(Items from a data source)
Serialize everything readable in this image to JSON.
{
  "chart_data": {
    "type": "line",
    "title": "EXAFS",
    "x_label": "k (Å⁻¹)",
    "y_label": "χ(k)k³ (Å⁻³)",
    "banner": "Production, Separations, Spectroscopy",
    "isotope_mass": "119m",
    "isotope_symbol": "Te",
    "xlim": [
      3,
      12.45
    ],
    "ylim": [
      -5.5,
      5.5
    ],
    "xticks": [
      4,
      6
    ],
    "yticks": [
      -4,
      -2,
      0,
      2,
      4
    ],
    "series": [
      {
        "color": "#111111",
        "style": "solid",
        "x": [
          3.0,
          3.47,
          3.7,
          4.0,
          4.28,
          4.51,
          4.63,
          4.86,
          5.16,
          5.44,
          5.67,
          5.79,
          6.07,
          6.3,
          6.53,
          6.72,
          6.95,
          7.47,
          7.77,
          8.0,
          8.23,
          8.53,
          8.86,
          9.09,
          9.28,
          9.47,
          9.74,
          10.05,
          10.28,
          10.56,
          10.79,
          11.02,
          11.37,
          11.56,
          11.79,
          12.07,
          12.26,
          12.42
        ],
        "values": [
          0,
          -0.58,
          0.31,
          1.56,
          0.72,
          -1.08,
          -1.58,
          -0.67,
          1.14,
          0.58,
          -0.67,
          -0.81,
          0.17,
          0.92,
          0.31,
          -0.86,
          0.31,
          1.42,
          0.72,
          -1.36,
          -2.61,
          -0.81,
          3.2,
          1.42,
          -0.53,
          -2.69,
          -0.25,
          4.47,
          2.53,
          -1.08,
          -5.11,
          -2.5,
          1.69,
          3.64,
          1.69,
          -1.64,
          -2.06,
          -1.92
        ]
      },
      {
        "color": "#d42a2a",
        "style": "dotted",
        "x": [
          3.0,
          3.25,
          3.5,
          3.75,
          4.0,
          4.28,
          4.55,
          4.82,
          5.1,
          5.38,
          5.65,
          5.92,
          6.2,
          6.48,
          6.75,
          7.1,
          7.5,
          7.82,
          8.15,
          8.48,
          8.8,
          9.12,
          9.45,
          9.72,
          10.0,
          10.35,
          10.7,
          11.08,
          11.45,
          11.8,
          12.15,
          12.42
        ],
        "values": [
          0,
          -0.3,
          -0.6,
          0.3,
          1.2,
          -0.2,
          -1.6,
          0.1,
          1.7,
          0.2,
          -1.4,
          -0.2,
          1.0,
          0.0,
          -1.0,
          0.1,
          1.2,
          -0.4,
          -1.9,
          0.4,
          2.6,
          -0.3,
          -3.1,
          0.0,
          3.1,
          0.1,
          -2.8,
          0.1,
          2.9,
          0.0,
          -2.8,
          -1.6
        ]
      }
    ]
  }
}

■ Direction
Reproduce the full listing above, character for character.

■ Finished answer
Serialize everything readable in this image to JSON.
{
  "chart_data": {
    "type": "line",
    "title": "EXAFS",
    "x_label": "k (Å⁻¹)",
    "y_label": "χ(k)k³ (Å⁻³)",
    "banner": "Production, Separations, Spectroscopy",
    "isotope_mass": "119m",
    "isotope_symbol": "Te",
    "xlim": [
      3,
      12.45
    ],
    "ylim": [
      -5.5,
      5.5
    ],
    "xticks": [
      4,
      6
    ],
    "yticks": [
      -4,
      -2,
      0,
      2,
      4
    ],
    "series": [
      {
        "color": "#111111",
        "style": "solid",
        "x": [
          3.0,
          3.47,
          3.7,
          4.0,
          4.28,
          4.51,
          4.63,
          4.86,
          5.16,
          5.44,
          5.67,
          5.79,
          6.07,
          6.3,
          6.53,
          6.72,
          6.95,
          7.47,
          7.77,
          8.0,
          8.23,
          8.53,
          8.86,
          9.09,
          9.28,
          9.47,
          9.74,
          10.05,
          10.28,
          10.56,
          10.79,
          11.02,
          11.37,
          11.56,
          11.79,
          12.07,
          12.26,
          12.42
        ],
        "values": [
          0,
          -0.58,
          0.31,
          1.56,
          0.72,
          -1.08,
          -1.58,
          -0.67,
          1.14,
          0.58,
          -0.67,
          -0.81,
          0.17,
          0.92,
          0.31,
          -0.86,
          0.31,
          1.42,
          0.72,
          -1.36,
          -2.61,
          -0.81,
          3.2,
          1.42,
          -0.53,
          -2.69,
          -0.25,
          4.47,
          2.53,
          -1.08,
          -5.11,
          -2.5,
          1.69,
          3.64,
          1.69,
          -1.64,
          -2.06,
          -1.92
        ]
      },
      {
        "color": "#d42a2a",
        "style": "dotted",
        "x": [
          3.0,
          3.25,
          3.5,
          3.75,
          4.0,
          4.28,
          4.55,
          4.82,
          5.1,
          5.38,
          5.65,
          5.92,
          6.2,
          6.48,
          6.75,
          7.1,
          7.5,
          7.82,
          8.15,
          8.48,
          8.8,
          9.12,
          9.45,
          9.72,
          10.0,
          10.35,
          10.7,
          11.08,
          11.45,
          11.8,
          12.15,
          12.42
        ],
        "values": [
          0,
          -0.3,
          -0.6,
          0.3,
          1.2,
          -0.2,
          -1.6,
          0.1,
          1.7,
          0.2,
          -1.4,
          -0.2,
          1.0,
          0.0,
          -1.0,
          0.1,
          1.2,
          -0.4,
          -1.9,
          0.4,
          2.6,
          -0.3,
          -3.1,
          0.0,
          3.1,
          0.1,
          -2.8,
          0.1,
          2.9,
          0.0,
          -2.8,
          -1.6
        ]
      }
    ]
  }
}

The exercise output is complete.